TO BE DONE:
Copy each line exactly.

Records from a collection of figures:

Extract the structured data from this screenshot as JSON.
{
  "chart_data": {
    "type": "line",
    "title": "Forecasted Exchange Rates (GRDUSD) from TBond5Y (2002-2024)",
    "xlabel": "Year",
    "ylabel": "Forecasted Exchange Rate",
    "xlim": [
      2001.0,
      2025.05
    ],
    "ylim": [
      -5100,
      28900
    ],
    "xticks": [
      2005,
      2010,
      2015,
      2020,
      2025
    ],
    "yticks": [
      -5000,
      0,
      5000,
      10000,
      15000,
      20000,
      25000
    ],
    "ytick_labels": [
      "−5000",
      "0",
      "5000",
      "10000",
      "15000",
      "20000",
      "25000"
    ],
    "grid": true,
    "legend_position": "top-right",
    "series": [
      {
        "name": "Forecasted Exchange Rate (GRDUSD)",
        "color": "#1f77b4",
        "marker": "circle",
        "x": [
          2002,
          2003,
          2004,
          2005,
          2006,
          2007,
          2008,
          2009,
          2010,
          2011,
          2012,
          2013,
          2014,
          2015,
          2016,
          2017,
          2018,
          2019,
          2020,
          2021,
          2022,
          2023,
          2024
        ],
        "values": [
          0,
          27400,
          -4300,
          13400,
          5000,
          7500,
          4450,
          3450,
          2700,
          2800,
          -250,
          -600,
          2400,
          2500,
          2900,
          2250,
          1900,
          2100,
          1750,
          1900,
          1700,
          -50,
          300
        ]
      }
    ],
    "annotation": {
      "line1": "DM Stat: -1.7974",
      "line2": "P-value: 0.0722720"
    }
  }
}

PROBLEM SOLUTION:
Extract the structured data from this screenshot as JSON.
{
  "chart_data": {
    "type": "line",
    "title": "Forecasted Exchange Rates (GRDUSD) from TBond5Y (2002-2024)",
    "xlabel": "Year",
    "ylabel": "Forecasted Exchange Rate",
    "xlim": [
      2001.0,
      2025.05
    ],
    "ylim": [
      -5100,
      28900
    ],
    "xticks": [
      2005,
      2010,
      2015,
      2020,
      2025
    ],
    "yticks": [
      -5000,
      0,
      5000,
      10000,
      15000,
      20000,
      25000
    ],
    "ytick_labels": [
      "−5000",
      "0",
      "5000",
      "10000",
      "15000",
      "20000",
      "25000"
    ],
    "grid": true,
    "legend_position": "top-right",
    "series": [
      {
        "name": "Forecasted Exchange Rate (GRDUSD)",
        "color": "#1f77b4",
        "marker": "circle",
        "x": [
          2002,
          2003,
          2004,
          2005,
          2006,
          2007,
          2008,
          2009,
          2010,
          2011,
          2012,
          2013,
          2014,
          2015,
          2016,
          2017,
          2018,
          2019,
          2020,
          2021,
          2022,
          2023,
          2024
        ],
        "values": [
          0,
          27400,
          -4300,
          13400,
          5000,
          7500,
          4450,
          3450,
          2700,
          2800,
          -250,
          -600,
          2400,
          2500,
          2900,
          2250,
          1900,
          2100,
          1750,
          1900,
          1700,
          -50,
          300
        ]
      }
    ],
    "annotation": {
      "line1": "DM Stat: -1.7974",
      "line2": "P-value: 0.0722720"
    }
  }
}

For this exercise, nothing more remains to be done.